*AIM*. Sort through the data and copy the lines holding the word "this".

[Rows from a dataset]
§ §

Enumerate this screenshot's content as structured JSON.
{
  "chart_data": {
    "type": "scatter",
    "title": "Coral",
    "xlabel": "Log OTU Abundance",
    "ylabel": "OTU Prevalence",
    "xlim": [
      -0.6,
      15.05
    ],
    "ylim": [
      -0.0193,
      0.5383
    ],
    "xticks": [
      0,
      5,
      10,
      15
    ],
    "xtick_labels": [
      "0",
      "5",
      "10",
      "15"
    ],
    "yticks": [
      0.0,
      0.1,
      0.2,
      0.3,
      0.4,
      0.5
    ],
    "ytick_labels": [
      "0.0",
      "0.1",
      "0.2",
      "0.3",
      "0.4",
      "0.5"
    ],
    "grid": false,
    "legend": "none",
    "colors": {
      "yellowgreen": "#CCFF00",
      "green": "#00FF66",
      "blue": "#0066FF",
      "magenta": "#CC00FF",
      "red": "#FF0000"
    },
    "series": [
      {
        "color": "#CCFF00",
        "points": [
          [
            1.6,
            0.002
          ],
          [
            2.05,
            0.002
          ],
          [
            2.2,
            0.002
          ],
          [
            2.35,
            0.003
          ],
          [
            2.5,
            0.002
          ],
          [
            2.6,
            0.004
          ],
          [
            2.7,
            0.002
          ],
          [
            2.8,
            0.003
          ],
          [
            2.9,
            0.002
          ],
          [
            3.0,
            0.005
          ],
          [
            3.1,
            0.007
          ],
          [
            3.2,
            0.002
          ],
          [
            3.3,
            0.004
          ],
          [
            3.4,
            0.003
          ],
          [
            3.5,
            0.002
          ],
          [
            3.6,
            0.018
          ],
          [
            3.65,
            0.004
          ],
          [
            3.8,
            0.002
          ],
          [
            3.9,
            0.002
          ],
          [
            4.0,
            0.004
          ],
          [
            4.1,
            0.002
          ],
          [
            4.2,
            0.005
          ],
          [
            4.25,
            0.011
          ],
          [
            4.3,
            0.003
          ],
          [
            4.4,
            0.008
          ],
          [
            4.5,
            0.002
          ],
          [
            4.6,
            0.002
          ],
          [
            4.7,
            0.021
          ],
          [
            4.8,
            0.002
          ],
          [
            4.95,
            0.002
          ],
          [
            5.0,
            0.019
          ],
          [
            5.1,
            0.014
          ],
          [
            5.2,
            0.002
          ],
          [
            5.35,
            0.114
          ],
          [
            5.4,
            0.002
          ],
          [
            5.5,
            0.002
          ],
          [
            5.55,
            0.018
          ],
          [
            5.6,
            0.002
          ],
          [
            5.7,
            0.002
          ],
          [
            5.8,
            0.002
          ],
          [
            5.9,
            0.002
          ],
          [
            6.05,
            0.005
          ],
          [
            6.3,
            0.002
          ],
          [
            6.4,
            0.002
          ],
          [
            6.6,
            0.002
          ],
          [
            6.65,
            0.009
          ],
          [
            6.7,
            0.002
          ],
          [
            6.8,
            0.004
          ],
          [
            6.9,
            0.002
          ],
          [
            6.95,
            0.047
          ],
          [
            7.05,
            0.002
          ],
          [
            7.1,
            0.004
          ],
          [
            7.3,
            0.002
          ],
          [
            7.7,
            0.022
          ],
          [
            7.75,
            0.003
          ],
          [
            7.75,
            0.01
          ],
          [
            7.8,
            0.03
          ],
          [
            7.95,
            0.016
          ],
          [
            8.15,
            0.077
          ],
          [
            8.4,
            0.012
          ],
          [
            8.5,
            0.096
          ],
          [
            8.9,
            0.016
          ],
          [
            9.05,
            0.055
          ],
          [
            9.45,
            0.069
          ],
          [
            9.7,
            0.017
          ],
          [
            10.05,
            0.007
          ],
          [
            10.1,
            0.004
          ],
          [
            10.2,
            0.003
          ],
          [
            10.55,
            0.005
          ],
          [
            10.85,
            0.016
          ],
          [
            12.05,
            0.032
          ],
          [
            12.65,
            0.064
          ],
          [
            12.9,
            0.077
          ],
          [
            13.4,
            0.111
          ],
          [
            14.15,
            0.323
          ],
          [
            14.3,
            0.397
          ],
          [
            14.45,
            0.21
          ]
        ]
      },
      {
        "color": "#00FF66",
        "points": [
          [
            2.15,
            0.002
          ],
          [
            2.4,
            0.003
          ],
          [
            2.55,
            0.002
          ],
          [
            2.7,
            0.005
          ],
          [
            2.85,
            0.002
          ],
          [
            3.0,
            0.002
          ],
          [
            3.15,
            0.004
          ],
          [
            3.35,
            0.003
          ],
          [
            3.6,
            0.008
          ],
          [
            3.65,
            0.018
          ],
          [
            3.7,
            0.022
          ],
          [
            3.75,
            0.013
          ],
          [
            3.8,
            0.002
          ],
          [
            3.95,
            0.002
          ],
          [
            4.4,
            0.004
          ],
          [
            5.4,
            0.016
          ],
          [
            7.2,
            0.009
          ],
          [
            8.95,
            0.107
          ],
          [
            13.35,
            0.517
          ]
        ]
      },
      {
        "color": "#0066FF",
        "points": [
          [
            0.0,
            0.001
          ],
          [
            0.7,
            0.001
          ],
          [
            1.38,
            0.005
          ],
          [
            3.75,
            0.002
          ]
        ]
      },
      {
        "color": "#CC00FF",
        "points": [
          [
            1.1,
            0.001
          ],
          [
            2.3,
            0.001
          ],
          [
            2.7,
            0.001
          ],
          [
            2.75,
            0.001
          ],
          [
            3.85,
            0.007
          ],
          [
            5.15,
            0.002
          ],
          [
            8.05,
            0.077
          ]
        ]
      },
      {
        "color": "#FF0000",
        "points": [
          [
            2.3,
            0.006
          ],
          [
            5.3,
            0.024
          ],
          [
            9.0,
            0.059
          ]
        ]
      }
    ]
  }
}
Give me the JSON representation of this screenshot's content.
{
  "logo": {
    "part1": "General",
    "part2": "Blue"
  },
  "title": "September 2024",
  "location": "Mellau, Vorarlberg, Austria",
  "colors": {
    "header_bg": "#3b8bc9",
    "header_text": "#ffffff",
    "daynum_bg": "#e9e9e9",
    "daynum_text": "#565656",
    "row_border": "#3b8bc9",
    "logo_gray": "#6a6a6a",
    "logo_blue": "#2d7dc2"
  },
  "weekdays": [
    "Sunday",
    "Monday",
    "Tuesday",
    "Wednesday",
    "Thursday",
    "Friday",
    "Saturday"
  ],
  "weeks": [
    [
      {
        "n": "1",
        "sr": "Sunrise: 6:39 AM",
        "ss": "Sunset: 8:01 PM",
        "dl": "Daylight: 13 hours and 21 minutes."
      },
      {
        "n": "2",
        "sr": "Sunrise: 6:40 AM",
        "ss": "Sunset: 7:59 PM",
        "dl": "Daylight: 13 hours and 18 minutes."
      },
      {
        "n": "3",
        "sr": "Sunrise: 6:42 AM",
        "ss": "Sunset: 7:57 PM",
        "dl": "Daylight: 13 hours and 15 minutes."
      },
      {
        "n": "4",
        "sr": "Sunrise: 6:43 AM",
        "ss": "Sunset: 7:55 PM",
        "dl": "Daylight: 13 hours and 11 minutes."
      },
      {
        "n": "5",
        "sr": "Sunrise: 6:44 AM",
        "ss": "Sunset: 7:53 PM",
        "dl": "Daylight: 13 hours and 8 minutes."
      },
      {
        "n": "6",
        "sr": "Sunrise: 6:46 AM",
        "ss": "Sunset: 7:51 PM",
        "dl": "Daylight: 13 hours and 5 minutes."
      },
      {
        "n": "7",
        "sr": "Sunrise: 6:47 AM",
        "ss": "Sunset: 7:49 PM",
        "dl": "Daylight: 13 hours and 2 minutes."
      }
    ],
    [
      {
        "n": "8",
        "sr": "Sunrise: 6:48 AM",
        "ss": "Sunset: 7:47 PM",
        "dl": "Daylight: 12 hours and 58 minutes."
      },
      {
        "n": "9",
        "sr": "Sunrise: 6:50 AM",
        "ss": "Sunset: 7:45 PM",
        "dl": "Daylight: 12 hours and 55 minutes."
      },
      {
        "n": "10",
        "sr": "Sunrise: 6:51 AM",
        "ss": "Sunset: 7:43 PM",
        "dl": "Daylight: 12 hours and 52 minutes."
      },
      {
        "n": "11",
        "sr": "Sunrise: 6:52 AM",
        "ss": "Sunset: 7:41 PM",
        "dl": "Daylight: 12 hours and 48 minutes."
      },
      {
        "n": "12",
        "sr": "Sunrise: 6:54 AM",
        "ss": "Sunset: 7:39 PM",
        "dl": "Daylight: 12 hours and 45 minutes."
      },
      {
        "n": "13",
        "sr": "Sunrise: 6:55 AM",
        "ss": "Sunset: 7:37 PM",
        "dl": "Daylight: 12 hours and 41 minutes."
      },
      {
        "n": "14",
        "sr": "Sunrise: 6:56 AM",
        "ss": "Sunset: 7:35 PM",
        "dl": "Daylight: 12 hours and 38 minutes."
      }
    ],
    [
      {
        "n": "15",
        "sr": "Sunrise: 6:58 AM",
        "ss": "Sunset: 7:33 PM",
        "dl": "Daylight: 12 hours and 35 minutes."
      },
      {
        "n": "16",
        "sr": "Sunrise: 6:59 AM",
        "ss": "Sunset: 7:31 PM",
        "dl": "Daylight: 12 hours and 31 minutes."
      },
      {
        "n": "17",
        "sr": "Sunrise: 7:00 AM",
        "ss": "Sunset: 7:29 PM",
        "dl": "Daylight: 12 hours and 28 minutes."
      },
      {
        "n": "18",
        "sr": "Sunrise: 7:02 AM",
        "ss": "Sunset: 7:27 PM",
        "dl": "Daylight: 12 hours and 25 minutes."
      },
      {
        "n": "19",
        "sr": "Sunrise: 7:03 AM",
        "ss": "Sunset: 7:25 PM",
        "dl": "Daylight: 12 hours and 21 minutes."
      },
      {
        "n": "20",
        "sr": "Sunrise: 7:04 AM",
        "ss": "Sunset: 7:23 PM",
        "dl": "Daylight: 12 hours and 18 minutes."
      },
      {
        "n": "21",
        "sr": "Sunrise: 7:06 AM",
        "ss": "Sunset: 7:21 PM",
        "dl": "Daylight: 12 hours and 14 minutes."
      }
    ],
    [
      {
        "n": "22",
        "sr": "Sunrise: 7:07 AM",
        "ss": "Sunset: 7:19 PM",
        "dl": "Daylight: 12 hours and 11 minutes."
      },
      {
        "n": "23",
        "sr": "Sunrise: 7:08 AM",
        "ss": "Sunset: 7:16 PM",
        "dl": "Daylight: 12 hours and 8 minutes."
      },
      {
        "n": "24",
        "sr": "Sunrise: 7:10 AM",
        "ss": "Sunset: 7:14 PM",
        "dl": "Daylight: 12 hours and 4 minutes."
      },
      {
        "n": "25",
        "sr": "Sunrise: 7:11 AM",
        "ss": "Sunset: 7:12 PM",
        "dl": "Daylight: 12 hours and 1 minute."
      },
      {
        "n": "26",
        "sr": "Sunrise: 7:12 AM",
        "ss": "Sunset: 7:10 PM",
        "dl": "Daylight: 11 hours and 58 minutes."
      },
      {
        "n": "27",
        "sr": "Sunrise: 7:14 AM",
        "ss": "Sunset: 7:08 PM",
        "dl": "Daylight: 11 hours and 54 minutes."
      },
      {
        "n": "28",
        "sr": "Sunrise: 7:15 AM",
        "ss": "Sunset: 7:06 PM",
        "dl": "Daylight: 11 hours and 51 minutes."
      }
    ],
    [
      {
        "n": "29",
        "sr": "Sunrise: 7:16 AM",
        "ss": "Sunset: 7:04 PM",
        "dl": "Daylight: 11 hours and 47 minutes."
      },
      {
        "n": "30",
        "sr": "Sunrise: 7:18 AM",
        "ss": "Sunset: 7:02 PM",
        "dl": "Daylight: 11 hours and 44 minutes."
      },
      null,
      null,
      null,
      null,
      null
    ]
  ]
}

§ §

*FINISHED EXERCISE*.
Enumerate this screenshot's content as structured JSON.
Give me the JSON representation of this screenshot's content.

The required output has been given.